Request - Gather the lines from the material that contain "this".

** START **

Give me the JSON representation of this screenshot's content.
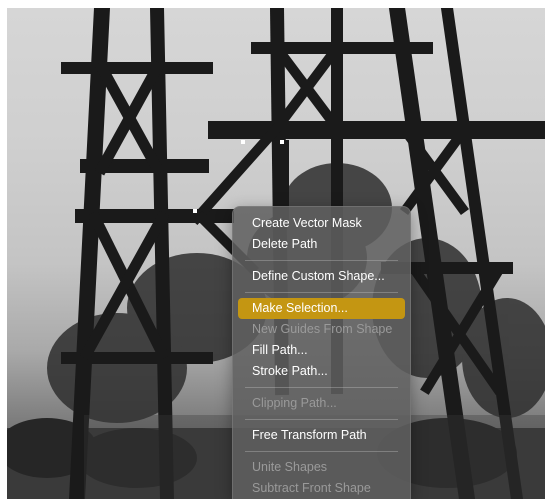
{
  "context_menu": {
    "items": [
      {
        "label": "Create Vector Mask",
        "enabled": true
      },
      {
        "label": "Delete Path",
        "enabled": true
      },
      {
        "label": "Define Custom Shape...",
        "enabled": true
      },
      {
        "label": "Make Selection...",
        "enabled": true,
        "highlighted": true
      },
      {
        "label": "New Guides From Shape",
        "enabled": false
      },
      {
        "label": "Fill Path...",
        "enabled": true
      },
      {
        "label": "Stroke Path...",
        "enabled": true
      },
      {
        "label": "Clipping Path...",
        "enabled": false
      },
      {
        "label": "Free Transform Path",
        "enabled": true
      },
      {
        "label": "Unite Shapes",
        "enabled": false
      },
      {
        "label": "Subtract Front Shape",
        "enabled": false
      }
    ],
    "highlight_color": "#c49612"
  }
}
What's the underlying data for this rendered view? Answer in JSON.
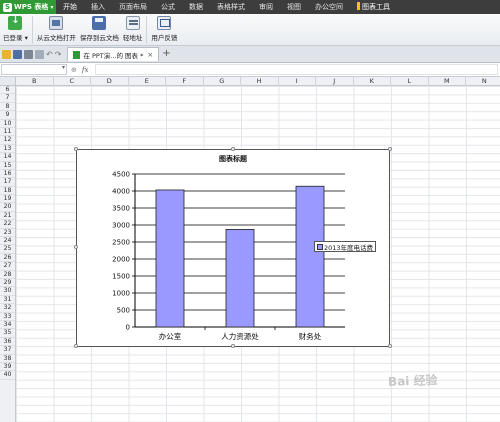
{
  "app": {
    "logo_text": "WPS 表格",
    "menu": [
      "开始",
      "插入",
      "页面布局",
      "公式",
      "数据",
      "表格样式",
      "审阅",
      "视图",
      "办公空间"
    ],
    "chart_tools_label": "图表工具"
  },
  "ribbon": {
    "buttons": [
      {
        "label": "已登录",
        "icon": "login-icon"
      },
      {
        "label": "从云文档打开",
        "icon": "cloud-open-icon"
      },
      {
        "label": "保存到云文档",
        "icon": "cloud-save-icon"
      },
      {
        "label": "轻地址",
        "icon": "address-icon"
      },
      {
        "label": "用户反馈",
        "icon": "feedback-icon"
      }
    ]
  },
  "tabs": {
    "document_tab": "在 PPT演...的 图表 *",
    "new_tab_symbol": "+"
  },
  "formula_bar": {
    "fx_label": "fx",
    "name_box_value": "",
    "formula_value": ""
  },
  "grid": {
    "columns": [
      "B",
      "C",
      "D",
      "E",
      "F",
      "G",
      "H",
      "I",
      "J",
      "K",
      "L",
      "M",
      "N"
    ],
    "rows": [
      "6",
      "7",
      "8",
      "9",
      "10",
      "11",
      "12",
      "13",
      "14",
      "15",
      "16",
      "17",
      "18",
      "19",
      "20",
      "21",
      "22",
      "23",
      "24",
      "25",
      "26",
      "27",
      "28",
      "29",
      "30",
      "31",
      "32",
      "33",
      "34",
      "35",
      "36",
      "37",
      "38",
      "39",
      "40"
    ]
  },
  "chart_data": {
    "type": "bar",
    "title": "图表标题",
    "categories": [
      "办公室",
      "人力资源处",
      "财务处"
    ],
    "series": [
      {
        "name": "2013年度电话费",
        "values": [
          4030,
          2870,
          4140
        ]
      }
    ],
    "ylim": [
      0,
      4500
    ],
    "yticks": [
      0,
      500,
      1000,
      1500,
      2000,
      2500,
      3000,
      3500,
      4000,
      4500
    ],
    "grid": true,
    "legend_position": "right",
    "bar_color": "#9999ff"
  },
  "watermark_text": "Bai 经验"
}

** END **

Response -
Give me the JSON representation of this screenshot's content.
What's the underlying data for this rendered view? Answer in JSON.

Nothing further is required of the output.